No images are to be carried over; print all other material exactly as it stands.
— start —
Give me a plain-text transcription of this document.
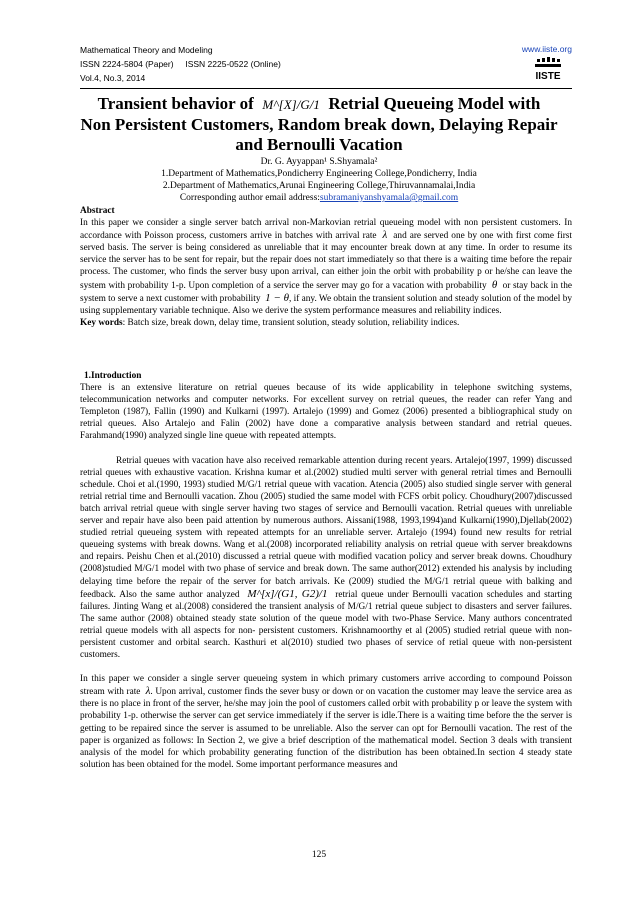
Mathematical Theory and Modeling
ISSN 2224-5804 (Paper)     ISSN 2225-0522 (Online)
Vol.4, No.3, 2014
www.iiste.org
IISTE
Transient behavior of M^[X]/G/1 Retrial Queueing Model with
Non Persistent Customers, Random break down, Delaying Repair
and Bernoulli Vacation
Dr. G. Ayyappan¹ S.Shyamala²
1.Department of Mathematics,Pondicherry Engineering College,Pondicherry, India
2.Department of Mathematics,Arunai Engineering College,Thiruvannamalai,India
Corresponding author email address:subramaniyanshyamala@gmail.com

Abstract

In this paper we consider a single server batch arrival non-Markovian retrial queueing model with non persistent customers. In accordance with Poisson process, customers arrive in batches with arrival rate λ and are served one by one with first come first served basis. The server is being considered as unreliable that it may encounter break down at any time. In order to resume its service the server has to be sent for repair, but the repair does not start immediately so that there is a waiting time before the repair process. The customer, who finds the server busy upon arrival, can either join the orbit with probability p or he/she can leave the system with probability 1-p. Upon completion of a service the server may go for a vacation with probability θ or stay back in the system to serve a next customer with probability 1 − θ, if any. We obtain the transient solution and steady solution of the model by using supplementary variable technique. Also we derive the system performance measures and reliability indices.

Key words: Batch size, break down, delay time, transient solution, steady solution, reliability indices.

1.Introduction

There is an extensive literature on retrial queues because of its wide applicability in telephone switching systems, telecommunication networks and computer networks. For excellent survey on retrial queues, the reader can refer Yang and Templeton (1987), Fallin (1990) and Kulkarni (1997). Artalejo (1999) and Gomez (2006) presented a bibliographical study on retrial queues. Also Artalejo and Falin (2002) have done a comparative analysis between standard and retrial queues. Farahmand(1990) analyzed single line queue with repeated attempts.

Retrial queues with vacation have also received remarkable attention during recent years. Artalejo(1997, 1999) discussed retrial queues with exhaustive vacation. Krishna kumar et al.(2002) studied multi server with general retrial times and Bernoulli schedule. Choi et al.(1990, 1993) studied M/G/1 retrial queue with vacation. Atencia (2005) also studied single server with general retrial retrial time and Bernoulli vacation. Zhou (2005) studied the same model with FCFS orbit policy. Choudhury(2007)discussed batch arrival retrial queue with single server having two stages of service and Bernoulli vacation. Retrial queues with unreliable server and repair have also been paid attention by numerous authors. Aissani(1988, 1993,1994)and Kulkarni(1990),Djellab(2002) studied retrial queueing system with repeated attempts for an unreliable server. Artalejo (1994) found new results for retrial queueing systems with break downs. Wang et al.(2008) incorporated reliability analysis on retrial queue with server breakdowns and repairs. Peishu Chen et al.(2010) discussed a retrial queue with modified vacation policy and server break downs. Choudhury (2008)studied M/G/1 model with two phase of service and break down. The same author(2012) extended his analysis by including delaying time before the repair of the server for batch arrivals. Ke (2009) studied the M/G/1 retrial queue with balking and feedback. Also the same author analyzed M^[x]/(G1, G2)/1 retrial queue under Bernoulli vacation schedules and starting failures. Jinting Wang et al.(2008) considered the transient analysis of M/G/1 retrial queue subject to disasters and server failures. The same author (2008) obtained steady state solution of the queue model with two-Phase Service. Many authors concentrated retrial queue models with all aspects for non- persistent customers. Krishnamoorthy et al (2005) studied retrial queue with non-persistent customer and orbital search. Kasthuri et al(2010) studied two phases of service of retial queue with non-persistent customers.

In this paper we consider a single server queueing system in which primary customers arrive according to compound Poisson stream with rate λ. Upon arrival, customer finds the sever busy or down or on vacation the customer may leave the service area as there is no place in front of the server, he/she may join the pool of customers called orbit with probability p or leave the system with probability 1-p. otherwise the server can get service immediately if the server is idle.There is a waiting time before the the server is getting to be repaired since the server is assumed to be unreliable. Also the server can opt for Bernoulli vacation. The rest of the paper is organized as follows: In Section 2, we give a brief description of the mathematical model. Section 3 deals with transient analysis of the model for which probability generating function of the distribution has been obtained.In section 4 steady state solution has been obtained for the model. Some important performance measures and

125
— end —
-- Solution --
Give me a plain-text transcription of this document.
Mathematical Theory and Modeling
ISSN 2224-5804 (Paper)     ISSN 2225-0522 (Online)
Vol.4, No.3, 2014
www.iiste.org
IISTE
Transient behavior of M^[X]/G/1 Retrial Queueing Model with
Non Persistent Customers, Random break down, Delaying Repair
and Bernoulli Vacation
Dr. G. Ayyappan¹ S.Shyamala²
1.Department of Mathematics,Pondicherry Engineering College,Pondicherry, India
2.Department of Mathematics,Arunai Engineering College,Thiruvannamalai,India
Corresponding author email address:subramaniyanshyamala@gmail.com

Abstract

In this paper we consider a single server batch arrival non-Markovian retrial queueing model with non persistent customers. In accordance with Poisson process, customers arrive in batches with arrival rate λ and are served one by one with first come first served basis. The server is being considered as unreliable that it may encounter break down at any time. In order to resume its service the server has to be sent for repair, but the repair does not start immediately so that there is a waiting time before the repair process. The customer, who finds the server busy upon arrival, can either join the orbit with probability p or he/she can leave the system with probability 1-p. Upon completion of a service the server may go for a vacation with probability θ or stay back in the system to serve a next customer with probability 1 − θ, if any. We obtain the transient solution and steady solution of the model by using supplementary variable technique. Also we derive the system performance measures and reliability indices.

Key words: Batch size, break down, delay time, transient solution, steady solution, reliability indices.

1.Introduction

There is an extensive literature on retrial queues because of its wide applicability in telephone switching systems, telecommunication networks and computer networks. For excellent survey on retrial queues, the reader can refer Yang and Templeton (1987), Fallin (1990) and Kulkarni (1997). Artalejo (1999) and Gomez (2006) presented a bibliographical study on retrial queues. Also Artalejo and Falin (2002) have done a comparative analysis between standard and retrial queues. Farahmand(1990) analyzed single line queue with repeated attempts.

Retrial queues with vacation have also received remarkable attention during recent years. Artalejo(1997, 1999) discussed retrial queues with exhaustive vacation. Krishna kumar et al.(2002) studied multi server with general retrial times and Bernoulli schedule. Choi et al.(1990, 1993) studied M/G/1 retrial queue with vacation. Atencia (2005) also studied single server with general retrial retrial time and Bernoulli vacation. Zhou (2005) studied the same model with FCFS orbit policy. Choudhury(2007)discussed batch arrival retrial queue with single server having two stages of service and Bernoulli vacation. Retrial queues with unreliable server and repair have also been paid attention by numerous authors. Aissani(1988, 1993,1994)and Kulkarni(1990),Djellab(2002) studied retrial queueing system with repeated attempts for an unreliable server. Artalejo (1994) found new results for retrial queueing systems with break downs. Wang et al.(2008) incorporated reliability analysis on retrial queue with server breakdowns and repairs. Peishu Chen et al.(2010) discussed a retrial queue with modified vacation policy and server break downs. Choudhury (2008)studied M/G/1 model with two phase of service and break down. The same author(2012) extended his analysis by including delaying time before the repair of the server for batch arrivals. Ke (2009) studied the M/G/1 retrial queue with balking and feedback. Also the same author analyzed M^[x]/(G1, G2)/1 retrial queue under Bernoulli vacation schedules and starting failures. Jinting Wang et al.(2008) considered the transient analysis of M/G/1 retrial queue subject to disasters and server failures. The same author (2008) obtained steady state solution of the queue model with two-Phase Service. Many authors concentrated retrial queue models with all aspects for non- persistent customers. Krishnamoorthy et al (2005) studied retrial queue with non-persistent customer and orbital search. Kasthuri et al(2010) studied two phases of service of retial queue with non-persistent customers.

In this paper we consider a single server queueing system in which primary customers arrive according to compound Poisson stream with rate λ. Upon arrival, customer finds the sever busy or down or on vacation the customer may leave the service area as there is no place in front of the server, he/she may join the pool of customers called orbit with probability p or leave the system with probability 1-p. otherwise the server can get service immediately if the server is idle.There is a waiting time before the the server is getting to be repaired since the server is assumed to be unreliable. Also the server can opt for Bernoulli vacation. The rest of the paper is organized as follows: In Section 2, we give a brief description of the mathematical model. Section 3 deals with transient analysis of the model for which probability generating function of the distribution has been obtained.In section 4 steady state solution has been obtained for the model. Some important performance measures and

125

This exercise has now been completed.